**SUPPLIED MATERIAL**:
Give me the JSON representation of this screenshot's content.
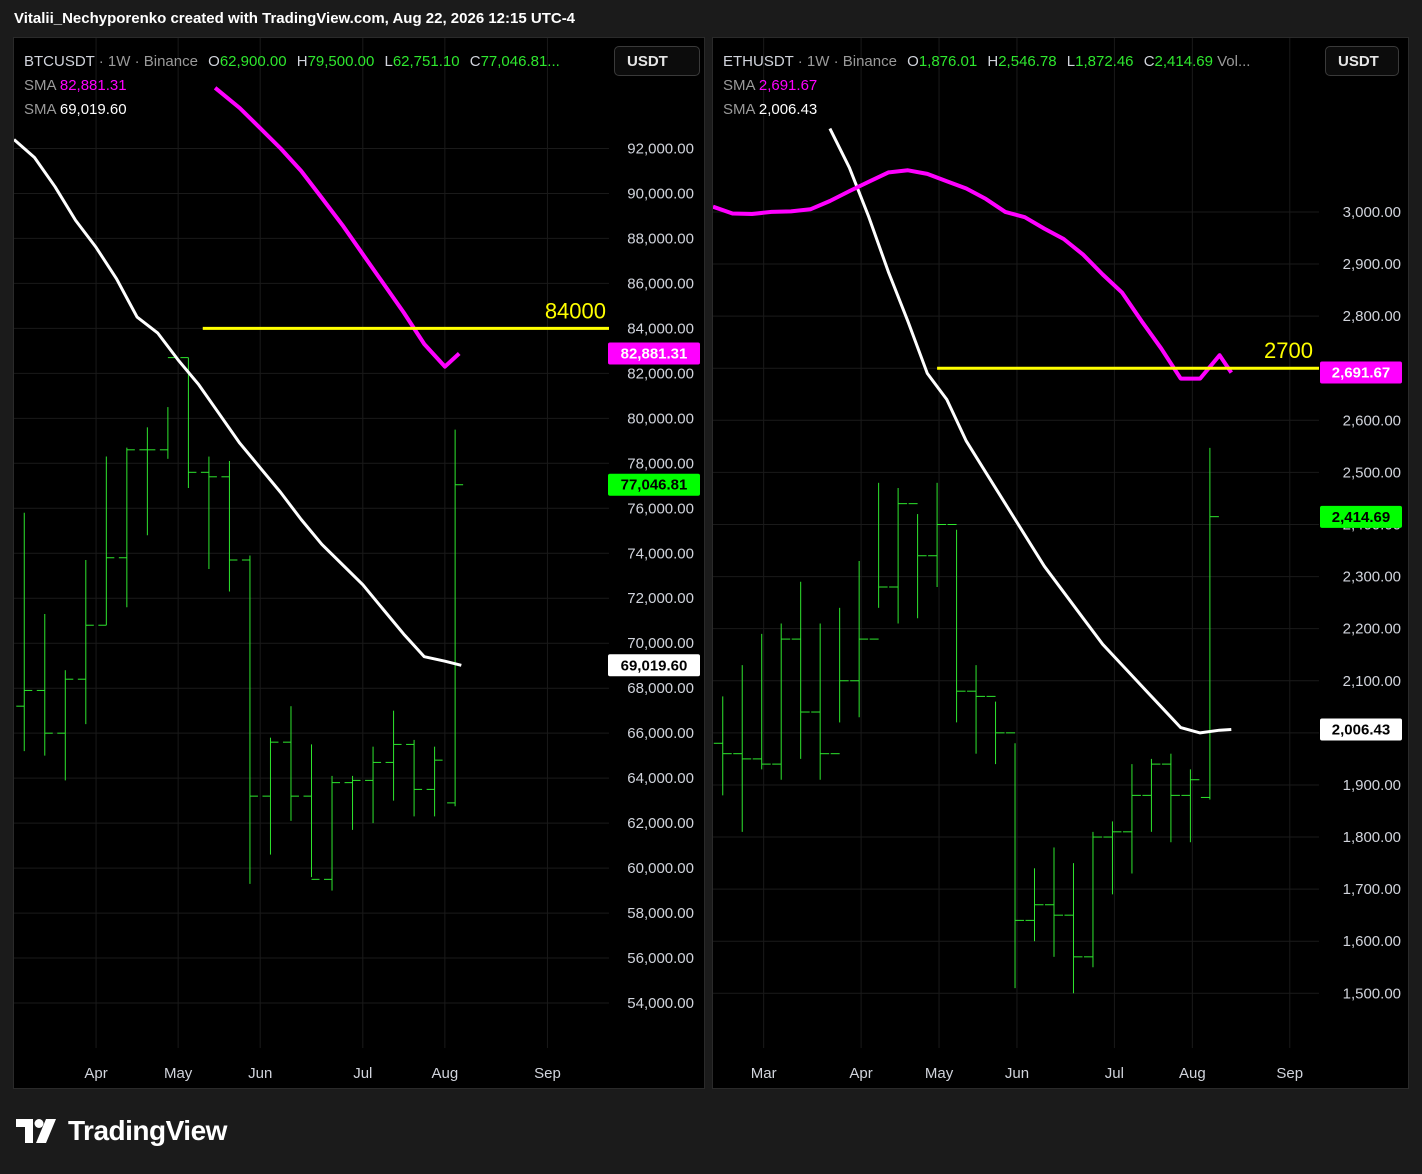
{
  "caption": "Vitalii_Nechyporenko created with TradingView.com, Aug 22, 2026 12:15 UTC-4",
  "brand": {
    "logo_text": "TradingView"
  },
  "colors": {
    "bar_up": "#2ee62e",
    "sma_fast": "#ff00ff",
    "sma_slow": "#ffffff",
    "level_line": "#ffff00",
    "price_tag": "#00ff00",
    "background": "#000000"
  },
  "chart_data": [
    {
      "type": "ohlc",
      "symbol": "BTCUSDT",
      "interval": "1W",
      "exchange": "Binance",
      "currency": "USDT",
      "legend": {
        "O": "62,900.00",
        "H": "79,500.00",
        "L": "62,751.10",
        "C": "77,046.81..."
      },
      "indicators": [
        {
          "name": "SMA",
          "value": "82,881.31",
          "color": "#ff00ff"
        },
        {
          "name": "SMA",
          "value": "69,019.60",
          "color": "#ffffff"
        }
      ],
      "ylim": [
        52000,
        94200
      ],
      "yticks": [
        "92,000.00",
        "90,000.00",
        "88,000.00",
        "86,000.00",
        "84,000.00",
        "82,000.00",
        "80,000.00",
        "78,000.00",
        "76,000.00",
        "74,000.00",
        "72,000.00",
        "70,000.00",
        "68,000.00",
        "66,000.00",
        "64,000.00",
        "62,000.00",
        "60,000.00",
        "58,000.00",
        "56,000.00",
        "54,000.00"
      ],
      "xticks": [
        {
          "label": "Apr",
          "index": 3.5
        },
        {
          "label": "May",
          "index": 7.5
        },
        {
          "label": "Jun",
          "index": 11.5
        },
        {
          "label": "Jul",
          "index": 16.5
        },
        {
          "label": "Aug",
          "index": 20.5
        },
        {
          "label": "Sep",
          "index": 25.5
        }
      ],
      "xlim": [
        -0.5,
        28.5
      ],
      "bars": [
        [
          67200,
          75800,
          65200,
          67900
        ],
        [
          67900,
          71300,
          65000,
          66000
        ],
        [
          66000,
          68800,
          63900,
          68400
        ],
        [
          68400,
          73700,
          66400,
          70800
        ],
        [
          70800,
          78300,
          70800,
          73800
        ],
        [
          73800,
          78700,
          71600,
          78600
        ],
        [
          78600,
          79600,
          74800,
          78600
        ],
        [
          78600,
          80500,
          78200,
          82700
        ],
        [
          82700,
          82700,
          76900,
          77600
        ],
        [
          77600,
          78300,
          73300,
          77400
        ],
        [
          77400,
          78100,
          72300,
          73700
        ],
        [
          73700,
          73900,
          59300,
          63200
        ],
        [
          63200,
          65800,
          60600,
          65600
        ],
        [
          65600,
          67200,
          62100,
          63200
        ],
        [
          63200,
          65500,
          59600,
          59500
        ],
        [
          59500,
          64100,
          59000,
          63800
        ],
        [
          63800,
          64100,
          61700,
          63900
        ],
        [
          63900,
          65400,
          62000,
          64700
        ],
        [
          64700,
          67000,
          63000,
          65500
        ],
        [
          65500,
          65700,
          62300,
          63500
        ],
        [
          63500,
          65400,
          62300,
          64800
        ],
        [
          62900,
          79500,
          62751,
          77047
        ]
      ],
      "sma_fast": {
        "x": [
          9.3,
          10.5,
          11.5,
          12.5,
          13.5,
          14.5,
          15.5,
          16.5,
          17.5,
          18.5,
          19.5,
          20.5,
          21.2
        ],
        "y": [
          94700,
          93800,
          92900,
          92000,
          91000,
          89800,
          88600,
          87300,
          86000,
          84700,
          83300,
          82300,
          82881
        ]
      },
      "sma_slow": {
        "x": [
          -0.5,
          0.5,
          1.5,
          2.5,
          3.5,
          4.5,
          5.5,
          6.5,
          7.5,
          8.5,
          9.5,
          10.5,
          11.5,
          12.5,
          13.5,
          14.5,
          15.5,
          16.5,
          17.5,
          18.5,
          19.5,
          20.5,
          21.3
        ],
        "y": [
          92400,
          91600,
          90300,
          88800,
          87600,
          86200,
          84500,
          83800,
          82600,
          81500,
          80200,
          78900,
          77800,
          76700,
          75500,
          74400,
          73500,
          72600,
          71500,
          70400,
          69400,
          69200,
          69020
        ]
      },
      "level": {
        "value": 84000,
        "label": "84000",
        "from": 8.7,
        "to": 28.5
      },
      "price_tags": [
        {
          "value": 82881.31,
          "text": "82,881.31",
          "bg": "#ff00ff",
          "fg": "#ffffff"
        },
        {
          "value": 77046.81,
          "text": "77,046.81",
          "bg": "#00ff00",
          "fg": "#000000"
        },
        {
          "value": 69019.6,
          "text": "69,019.60",
          "bg": "#ffffff",
          "fg": "#000000"
        }
      ]
    },
    {
      "type": "ohlc",
      "symbol": "ETHUSDT",
      "interval": "1W",
      "exchange": "Binance",
      "currency": "USDT",
      "legend": {
        "O": "1,876.01",
        "H": "2,546.78",
        "L": "1,872.46",
        "C": "2,414.69",
        "extra": "Vol..."
      },
      "indicators": [
        {
          "name": "SMA",
          "value": "2,691.67",
          "color": "#ff00ff"
        },
        {
          "name": "SMA",
          "value": "2,006.43",
          "color": "#ffffff"
        }
      ],
      "ylim": [
        1395,
        3165
      ],
      "yticks": [
        "3,000.00",
        "2,900.00",
        "2,800.00",
        "2,700.00",
        "2,600.00",
        "2,500.00",
        "2,400.00",
        "2,300.00",
        "2,200.00",
        "2,100.00",
        "2,000.00",
        "1,900.00",
        "1,800.00",
        "1,700.00",
        "1,600.00",
        "1,500.00"
      ],
      "xticks": [
        {
          "label": "Mar",
          "index": 2.1
        },
        {
          "label": "Apr",
          "index": 7.1
        },
        {
          "label": "May",
          "index": 11.1
        },
        {
          "label": "Jun",
          "index": 15.1
        },
        {
          "label": "Jul",
          "index": 20.1
        },
        {
          "label": "Aug",
          "index": 24.1
        },
        {
          "label": "Sep",
          "index": 29.1
        }
      ],
      "xlim": [
        -0.5,
        30.6
      ],
      "bars": [
        [
          1980,
          2070,
          1880,
          1960
        ],
        [
          1960,
          2130,
          1810,
          1950
        ],
        [
          1950,
          2190,
          1930,
          1940
        ],
        [
          1940,
          2210,
          1910,
          2180
        ],
        [
          2180,
          2290,
          1950,
          2040
        ],
        [
          2040,
          2210,
          1910,
          1960
        ],
        [
          1960,
          2240,
          2020,
          2100
        ],
        [
          2100,
          2330,
          2030,
          2180
        ],
        [
          2180,
          2480,
          2240,
          2280
        ],
        [
          2280,
          2470,
          2210,
          2440
        ],
        [
          2440,
          2420,
          2220,
          2340
        ],
        [
          2340,
          2480,
          2280,
          2400
        ],
        [
          2400,
          2390,
          2020,
          2080
        ],
        [
          2080,
          2130,
          1960,
          2070
        ],
        [
          2070,
          2060,
          1940,
          2000
        ],
        [
          2000,
          1980,
          1510,
          1640
        ],
        [
          1640,
          1740,
          1600,
          1670
        ],
        [
          1670,
          1780,
          1570,
          1650
        ],
        [
          1650,
          1750,
          1500,
          1570
        ],
        [
          1570,
          1810,
          1550,
          1800
        ],
        [
          1800,
          1830,
          1690,
          1810
        ],
        [
          1810,
          1940,
          1730,
          1880
        ],
        [
          1880,
          1950,
          1810,
          1940
        ],
        [
          1940,
          1960,
          1790,
          1880
        ],
        [
          1880,
          1930,
          1790,
          1910
        ],
        [
          1876,
          2547,
          1872,
          2415
        ]
      ],
      "sma_fast": {
        "x": [
          -0.5,
          0.5,
          1.5,
          2.5,
          3.5,
          4.5,
          5.5,
          6.5,
          7.5,
          8.5,
          9.5,
          10.5,
          11.5,
          12.5,
          13.5,
          14.5,
          15.5,
          16.5,
          17.5,
          18.5,
          19.5,
          20.5,
          21.5,
          22.5,
          23.5,
          24.5,
          25.5,
          26.1
        ],
        "y": [
          3010,
          2997,
          2996,
          3000,
          3001,
          3005,
          3021,
          3040,
          3058,
          3076,
          3080,
          3073,
          3059,
          3045,
          3025,
          3000,
          2990,
          2968,
          2948,
          2918,
          2880,
          2845,
          2790,
          2738,
          2680,
          2680,
          2725,
          2691.67
        ]
      },
      "sma_slow": {
        "x": [
          5.5,
          6.5,
          7.5,
          8.5,
          9.5,
          10.5,
          11.5,
          12.5,
          13.5,
          14.5,
          15.5,
          16.5,
          17.5,
          18.5,
          19.5,
          20.5,
          21.5,
          22.5,
          23.5,
          24.5,
          25.5,
          26.1
        ],
        "y": [
          3160,
          3085,
          2990,
          2885,
          2790,
          2690,
          2640,
          2560,
          2500,
          2440,
          2380,
          2320,
          2270,
          2220,
          2170,
          2130,
          2090,
          2050,
          2010,
          2000,
          2005,
          2006.43
        ]
      },
      "level": {
        "value": 2700,
        "label": "2700",
        "from": 11.0,
        "to": 30.6
      },
      "price_tags": [
        {
          "value": 2691.67,
          "text": "2,691.67",
          "bg": "#ff00ff",
          "fg": "#ffffff"
        },
        {
          "value": 2414.69,
          "text": "2,414.69",
          "bg": "#00ff00",
          "fg": "#000000"
        },
        {
          "value": 2006.43,
          "text": "2,006.43",
          "bg": "#ffffff",
          "fg": "#000000"
        }
      ]
    }
  ]
}
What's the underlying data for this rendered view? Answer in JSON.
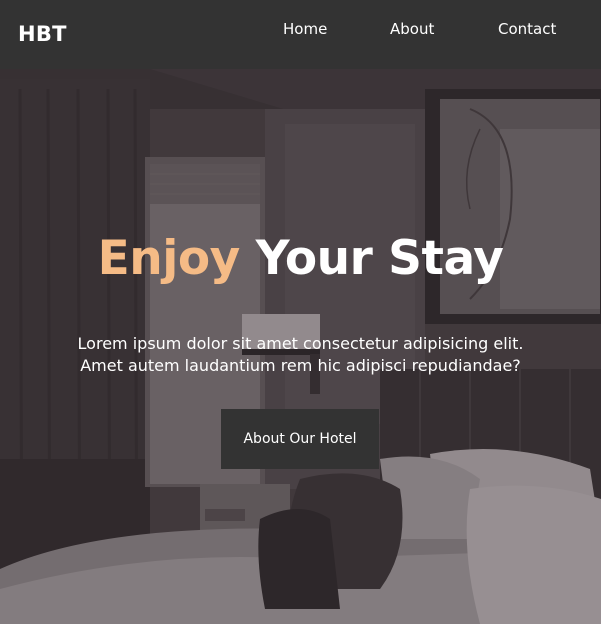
{
  "navbar": {
    "brand": "HBT",
    "links": [
      {
        "label": "Home"
      },
      {
        "label": "About"
      },
      {
        "label": "Contact"
      }
    ]
  },
  "hero": {
    "title_accent": "Enjoy",
    "title_rest": " Your Stay",
    "text_line1": "Lorem ipsum dolor sit amet consectetur adipisicing elit.",
    "text_line2": "Amet autem laudantium rem hic adipisci repudiandae?",
    "button_label": "About Our Hotel",
    "background_image": "hotel-room-photo"
  },
  "colors": {
    "navbar": "#333333",
    "accent": "#f5bb86",
    "text": "#ffffff",
    "button": "#333333"
  }
}
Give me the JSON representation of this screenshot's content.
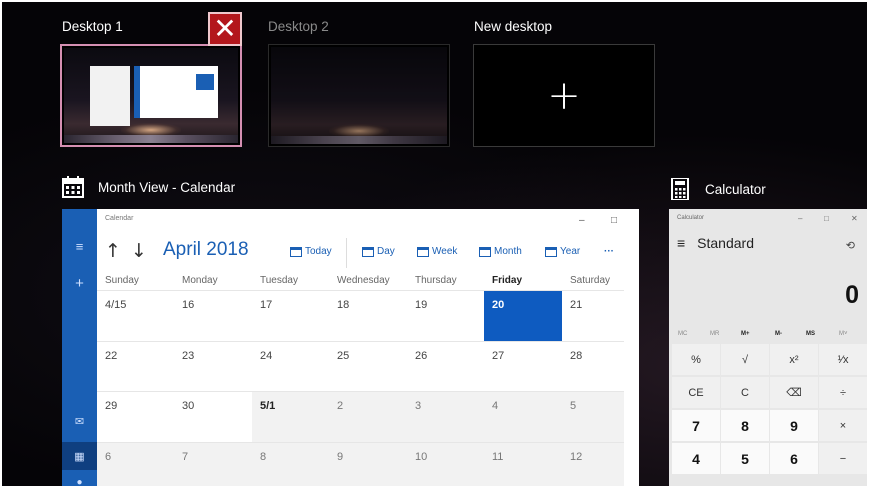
{
  "desktops": {
    "items": [
      {
        "label": "Desktop 1"
      },
      {
        "label": "Desktop 2"
      },
      {
        "label": "New desktop"
      }
    ],
    "close_glyph": "✕",
    "plus_glyph": "+"
  },
  "calendar_window": {
    "title": "Month View - Calendar",
    "app_name": "Calendar",
    "controls": [
      "–",
      "□",
      "✕"
    ],
    "month_label": "April 2018",
    "toolbar": {
      "today": "Today",
      "day": "Day",
      "week": "Week",
      "month": "Month",
      "year": "Year",
      "more": "···"
    },
    "days_of_week": [
      "Sunday",
      "Monday",
      "Tuesday",
      "Wednesday",
      "Thursday",
      "Friday",
      "Saturday"
    ],
    "weeks": [
      [
        "4/15",
        "16",
        "17",
        "18",
        "19",
        "20",
        "21"
      ],
      [
        "22",
        "23",
        "24",
        "25",
        "26",
        "27",
        "28"
      ],
      [
        "29",
        "30",
        "5/1",
        "2",
        "3",
        "4",
        "5"
      ],
      [
        "6",
        "7",
        "8",
        "9",
        "10",
        "11",
        "12"
      ]
    ],
    "accent_color": "#1a5fb4"
  },
  "calculator_window": {
    "title": "Calculator",
    "app_name": "Calculator",
    "controls": [
      "–",
      "□",
      "✕"
    ],
    "mode": "Standard",
    "display": "0",
    "memory": [
      "MC",
      "MR",
      "M+",
      "M-",
      "MS",
      "M˅"
    ],
    "keys": [
      [
        "%",
        "√",
        "x²",
        "¹⁄x"
      ],
      [
        "CE",
        "C",
        "⌫",
        "÷"
      ],
      [
        "7",
        "8",
        "9",
        "×"
      ],
      [
        "4",
        "5",
        "6",
        "−"
      ]
    ]
  }
}
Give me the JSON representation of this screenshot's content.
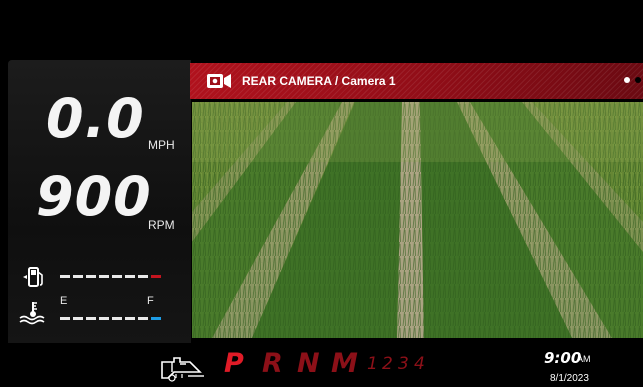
{
  "speed": {
    "value": "0.0",
    "unit": "MPH"
  },
  "rpm": {
    "value": "900",
    "unit": "RPM"
  },
  "fuel": {
    "icon": "fuel-pump-icon",
    "level": 0.88
  },
  "temperature": {
    "icon": "coolant-temperature-icon",
    "empty_label": "E",
    "full_label": "F",
    "level": 0.88
  },
  "camera": {
    "icon": "camera-icon",
    "title": "REAR CAMERA / Camera 1",
    "page_count": 2,
    "active_page": 1
  },
  "transmission": {
    "icon": "transmission-warning-icon",
    "gears": [
      "P",
      "R",
      "N",
      "M",
      "1",
      "2",
      "3",
      "4"
    ],
    "selected": "P"
  },
  "clock": {
    "time": "9:00",
    "ampm": "AM",
    "date": "8/1/2023"
  },
  "colors": {
    "accent": "#c4141f",
    "inactive_gear": "#8c1018",
    "cool": "#1e9de6"
  }
}
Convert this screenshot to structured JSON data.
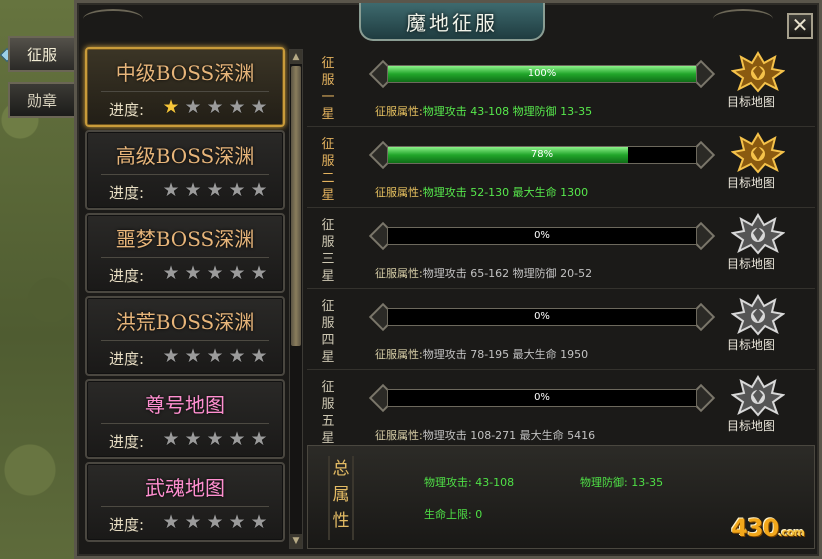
{
  "window": {
    "title": "魔地征服",
    "close_symbol": "✕"
  },
  "side_tabs": [
    {
      "label": "征服",
      "active": true
    },
    {
      "label": "勋章",
      "active": false
    }
  ],
  "map_list": {
    "progress_label": "进度:",
    "items": [
      {
        "name": "中级BOSS深渊",
        "stars_on": 1,
        "stars_total": 5,
        "selected": true,
        "color": "#e7b57a"
      },
      {
        "name": "高级BOSS深渊",
        "stars_on": 0,
        "stars_total": 5,
        "selected": false,
        "color": "#e7b57a"
      },
      {
        "name": "噩梦BOSS深渊",
        "stars_on": 0,
        "stars_total": 5,
        "selected": false,
        "color": "#e7b57a"
      },
      {
        "name": "洪荒BOSS深渊",
        "stars_on": 0,
        "stars_total": 5,
        "selected": false,
        "color": "#e7b57a"
      },
      {
        "name": "尊号地图",
        "stars_on": 0,
        "stars_total": 5,
        "selected": false,
        "color": "#ff8fd0"
      },
      {
        "name": "武魂地图",
        "stars_on": 0,
        "stars_total": 5,
        "selected": false,
        "color": "#ff8fd0"
      }
    ]
  },
  "conquer_rows": [
    {
      "title": "征服一星",
      "progress": 100,
      "progress_text": "100%",
      "attr_label": "征服属性:",
      "attr_text": "物理攻击 43-108  物理防御 13-35",
      "target": "目标地图",
      "active": true
    },
    {
      "title": "征服二星",
      "progress": 78,
      "progress_text": "78%",
      "attr_label": "征服属性:",
      "attr_text": "物理攻击 52-130  最大生命 1300",
      "target": "目标地图",
      "active": true
    },
    {
      "title": "征服三星",
      "progress": 0,
      "progress_text": "0%",
      "attr_label": "征服属性:",
      "attr_text": "物理攻击 65-162  物理防御 20-52",
      "target": "目标地图",
      "active": false
    },
    {
      "title": "征服四星",
      "progress": 0,
      "progress_text": "0%",
      "attr_label": "征服属性:",
      "attr_text": "物理攻击 78-195  最大生命 1950",
      "target": "目标地图",
      "active": false
    },
    {
      "title": "征服五星",
      "progress": 0,
      "progress_text": "0%",
      "attr_label": "征服属性:",
      "attr_text": "物理攻击 108-271  最大生命 5416",
      "target": "目标地图",
      "active": false
    }
  ],
  "total_attributes": {
    "title": "总属性",
    "phys_attack": "物理攻击: 43-108",
    "phys_defense": "物理防御: 13-35",
    "hp_limit": "生命上限: 0"
  },
  "watermark": {
    "main": "430",
    "suffix": ".com"
  },
  "colors": {
    "gold_text": "#e3b25e",
    "green_value": "#57e84c",
    "bar_green": "#21a52a",
    "pink_text": "#ff8fd0"
  }
}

**EXERCISE PROMPT**: Write out every line of the entries that holds the word "icon".

**RESULT OF THIS EXERCISE**:
    "icon": "fuel-pump-icon",
    "icon": "coolant-temperature-icon",
    "icon": "camera-icon",
    "icon": "transmission-warning-icon",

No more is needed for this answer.